List each line of the data in which the string "serialVersionUID" appears.

ROWS:
┄┄┄┄┄┄
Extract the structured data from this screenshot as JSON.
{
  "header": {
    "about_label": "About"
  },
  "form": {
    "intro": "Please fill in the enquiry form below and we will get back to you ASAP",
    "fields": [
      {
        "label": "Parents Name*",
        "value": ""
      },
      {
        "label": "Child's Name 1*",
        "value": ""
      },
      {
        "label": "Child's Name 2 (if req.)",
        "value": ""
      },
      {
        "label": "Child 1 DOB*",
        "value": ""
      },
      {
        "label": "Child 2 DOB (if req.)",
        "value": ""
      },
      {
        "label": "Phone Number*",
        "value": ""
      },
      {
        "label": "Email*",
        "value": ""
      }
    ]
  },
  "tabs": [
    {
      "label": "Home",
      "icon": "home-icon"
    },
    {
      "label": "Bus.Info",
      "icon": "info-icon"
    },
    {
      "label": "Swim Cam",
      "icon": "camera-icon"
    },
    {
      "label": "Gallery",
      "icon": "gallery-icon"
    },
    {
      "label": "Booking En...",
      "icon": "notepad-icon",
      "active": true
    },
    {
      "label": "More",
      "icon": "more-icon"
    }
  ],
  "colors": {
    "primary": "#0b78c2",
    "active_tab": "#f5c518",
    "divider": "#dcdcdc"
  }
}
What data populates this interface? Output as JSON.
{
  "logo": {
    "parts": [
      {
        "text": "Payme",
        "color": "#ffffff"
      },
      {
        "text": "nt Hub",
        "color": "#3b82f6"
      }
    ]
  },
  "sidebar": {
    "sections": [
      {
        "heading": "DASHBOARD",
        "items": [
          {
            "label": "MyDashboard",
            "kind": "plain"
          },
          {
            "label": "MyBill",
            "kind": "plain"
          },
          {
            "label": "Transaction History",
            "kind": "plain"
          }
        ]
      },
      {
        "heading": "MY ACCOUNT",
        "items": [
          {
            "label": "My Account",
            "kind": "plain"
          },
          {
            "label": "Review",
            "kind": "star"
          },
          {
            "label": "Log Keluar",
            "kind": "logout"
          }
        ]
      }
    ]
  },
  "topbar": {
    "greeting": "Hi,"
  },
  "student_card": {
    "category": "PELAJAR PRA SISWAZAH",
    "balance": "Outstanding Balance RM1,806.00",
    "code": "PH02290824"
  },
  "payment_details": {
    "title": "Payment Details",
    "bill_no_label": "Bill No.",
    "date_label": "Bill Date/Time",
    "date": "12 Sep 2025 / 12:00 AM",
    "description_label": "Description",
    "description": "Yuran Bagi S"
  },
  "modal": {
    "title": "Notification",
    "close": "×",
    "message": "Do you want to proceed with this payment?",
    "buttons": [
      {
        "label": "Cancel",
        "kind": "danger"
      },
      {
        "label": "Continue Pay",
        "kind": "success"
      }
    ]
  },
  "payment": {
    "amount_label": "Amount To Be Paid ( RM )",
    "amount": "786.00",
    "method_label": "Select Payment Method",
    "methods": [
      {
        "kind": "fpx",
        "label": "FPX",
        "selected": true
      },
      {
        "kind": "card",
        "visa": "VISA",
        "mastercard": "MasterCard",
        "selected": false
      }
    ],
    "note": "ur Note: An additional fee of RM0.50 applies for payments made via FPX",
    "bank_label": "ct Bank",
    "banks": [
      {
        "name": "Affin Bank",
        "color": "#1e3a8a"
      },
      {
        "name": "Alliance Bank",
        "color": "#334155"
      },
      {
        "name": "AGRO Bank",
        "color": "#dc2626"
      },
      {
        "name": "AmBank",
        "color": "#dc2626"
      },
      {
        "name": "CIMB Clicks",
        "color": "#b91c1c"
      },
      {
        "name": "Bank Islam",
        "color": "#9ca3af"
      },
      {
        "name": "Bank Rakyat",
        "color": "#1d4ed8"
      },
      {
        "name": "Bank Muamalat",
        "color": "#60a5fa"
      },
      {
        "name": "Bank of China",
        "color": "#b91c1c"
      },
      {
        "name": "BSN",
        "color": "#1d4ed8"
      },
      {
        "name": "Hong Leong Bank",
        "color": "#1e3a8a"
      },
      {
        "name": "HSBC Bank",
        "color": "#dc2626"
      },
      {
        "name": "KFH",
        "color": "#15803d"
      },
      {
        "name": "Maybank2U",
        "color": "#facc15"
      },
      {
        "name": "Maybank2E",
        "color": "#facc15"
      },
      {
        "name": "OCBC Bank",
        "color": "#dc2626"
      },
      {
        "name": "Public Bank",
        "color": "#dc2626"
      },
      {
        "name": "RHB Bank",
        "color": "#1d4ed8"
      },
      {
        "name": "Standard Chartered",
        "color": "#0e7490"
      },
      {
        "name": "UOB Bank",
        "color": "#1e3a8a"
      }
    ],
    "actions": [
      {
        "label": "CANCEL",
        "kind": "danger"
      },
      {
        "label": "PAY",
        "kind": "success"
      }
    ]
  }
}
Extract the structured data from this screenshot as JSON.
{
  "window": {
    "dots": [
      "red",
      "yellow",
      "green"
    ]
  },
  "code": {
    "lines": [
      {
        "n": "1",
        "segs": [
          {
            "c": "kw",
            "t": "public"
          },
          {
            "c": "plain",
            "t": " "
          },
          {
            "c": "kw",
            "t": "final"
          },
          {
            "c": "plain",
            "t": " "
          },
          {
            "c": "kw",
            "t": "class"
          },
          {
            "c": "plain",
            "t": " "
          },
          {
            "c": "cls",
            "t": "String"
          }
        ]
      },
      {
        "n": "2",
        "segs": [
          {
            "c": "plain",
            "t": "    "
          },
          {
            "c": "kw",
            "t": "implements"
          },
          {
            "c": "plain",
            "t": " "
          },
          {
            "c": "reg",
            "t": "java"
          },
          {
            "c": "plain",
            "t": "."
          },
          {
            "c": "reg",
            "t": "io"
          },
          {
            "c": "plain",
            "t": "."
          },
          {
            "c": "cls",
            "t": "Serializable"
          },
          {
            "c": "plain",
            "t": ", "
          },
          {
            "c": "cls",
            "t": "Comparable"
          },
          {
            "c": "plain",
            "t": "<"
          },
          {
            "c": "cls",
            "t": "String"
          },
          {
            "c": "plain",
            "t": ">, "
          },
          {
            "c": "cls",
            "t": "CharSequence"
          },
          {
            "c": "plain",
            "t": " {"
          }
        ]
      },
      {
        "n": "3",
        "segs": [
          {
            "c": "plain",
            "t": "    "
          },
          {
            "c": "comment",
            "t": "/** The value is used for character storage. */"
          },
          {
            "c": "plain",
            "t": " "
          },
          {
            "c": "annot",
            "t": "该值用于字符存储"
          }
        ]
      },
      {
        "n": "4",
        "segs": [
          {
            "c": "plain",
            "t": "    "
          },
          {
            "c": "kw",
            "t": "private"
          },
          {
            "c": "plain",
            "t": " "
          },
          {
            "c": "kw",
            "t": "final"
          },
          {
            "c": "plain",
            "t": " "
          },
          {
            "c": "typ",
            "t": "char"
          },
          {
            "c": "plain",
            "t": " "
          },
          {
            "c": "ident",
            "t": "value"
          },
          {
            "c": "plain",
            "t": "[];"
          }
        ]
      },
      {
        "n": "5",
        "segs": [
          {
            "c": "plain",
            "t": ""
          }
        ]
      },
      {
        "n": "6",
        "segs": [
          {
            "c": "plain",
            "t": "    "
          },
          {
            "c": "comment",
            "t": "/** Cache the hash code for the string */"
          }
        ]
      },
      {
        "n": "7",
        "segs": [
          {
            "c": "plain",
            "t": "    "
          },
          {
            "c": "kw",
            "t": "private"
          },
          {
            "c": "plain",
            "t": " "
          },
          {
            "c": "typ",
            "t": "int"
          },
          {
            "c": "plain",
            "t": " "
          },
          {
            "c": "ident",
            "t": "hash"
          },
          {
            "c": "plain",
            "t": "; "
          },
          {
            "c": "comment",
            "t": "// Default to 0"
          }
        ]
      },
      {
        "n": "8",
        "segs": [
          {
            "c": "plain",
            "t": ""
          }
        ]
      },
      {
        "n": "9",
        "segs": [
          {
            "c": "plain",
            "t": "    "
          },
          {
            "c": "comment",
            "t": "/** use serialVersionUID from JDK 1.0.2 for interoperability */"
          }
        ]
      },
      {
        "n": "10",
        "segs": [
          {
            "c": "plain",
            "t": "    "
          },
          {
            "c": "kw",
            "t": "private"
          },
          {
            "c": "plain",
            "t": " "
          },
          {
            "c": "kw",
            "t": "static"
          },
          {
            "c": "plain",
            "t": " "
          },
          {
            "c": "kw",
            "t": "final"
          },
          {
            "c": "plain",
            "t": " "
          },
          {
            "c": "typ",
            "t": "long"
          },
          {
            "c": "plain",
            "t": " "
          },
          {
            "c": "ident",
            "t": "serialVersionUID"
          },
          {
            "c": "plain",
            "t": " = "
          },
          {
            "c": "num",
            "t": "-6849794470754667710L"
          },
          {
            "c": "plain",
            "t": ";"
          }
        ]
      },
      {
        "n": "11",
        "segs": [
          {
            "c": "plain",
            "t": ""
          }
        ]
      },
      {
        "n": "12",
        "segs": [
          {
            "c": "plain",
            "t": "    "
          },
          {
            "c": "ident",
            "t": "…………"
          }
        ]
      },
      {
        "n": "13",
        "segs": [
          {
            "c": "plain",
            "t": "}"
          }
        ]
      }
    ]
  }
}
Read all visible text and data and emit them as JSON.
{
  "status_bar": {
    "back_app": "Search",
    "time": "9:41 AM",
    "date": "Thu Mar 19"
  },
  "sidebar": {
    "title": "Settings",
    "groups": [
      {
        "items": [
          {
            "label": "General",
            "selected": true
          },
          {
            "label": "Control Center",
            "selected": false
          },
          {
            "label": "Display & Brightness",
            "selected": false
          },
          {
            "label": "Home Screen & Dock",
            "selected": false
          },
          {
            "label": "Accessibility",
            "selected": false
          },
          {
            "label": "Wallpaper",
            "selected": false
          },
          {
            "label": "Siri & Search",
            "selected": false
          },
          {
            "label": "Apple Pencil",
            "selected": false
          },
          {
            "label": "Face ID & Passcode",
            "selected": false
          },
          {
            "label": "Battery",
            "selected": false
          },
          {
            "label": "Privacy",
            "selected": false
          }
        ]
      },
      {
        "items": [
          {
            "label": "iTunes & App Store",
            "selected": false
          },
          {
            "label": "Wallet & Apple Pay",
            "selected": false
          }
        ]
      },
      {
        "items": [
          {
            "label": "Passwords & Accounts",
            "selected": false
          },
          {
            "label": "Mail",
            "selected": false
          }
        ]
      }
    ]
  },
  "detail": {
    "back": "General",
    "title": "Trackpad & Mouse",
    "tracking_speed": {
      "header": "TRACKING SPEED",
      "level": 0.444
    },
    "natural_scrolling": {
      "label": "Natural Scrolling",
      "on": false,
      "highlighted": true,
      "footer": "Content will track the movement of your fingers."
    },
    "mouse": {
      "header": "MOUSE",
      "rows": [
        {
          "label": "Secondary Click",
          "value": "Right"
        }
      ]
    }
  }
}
┄┄┄┄┄┄
TASK RESULT:
            "t": "/** use serialVersionUID from JDK 1.0.2 for interoperability */"
            "t": "serialVersionUID"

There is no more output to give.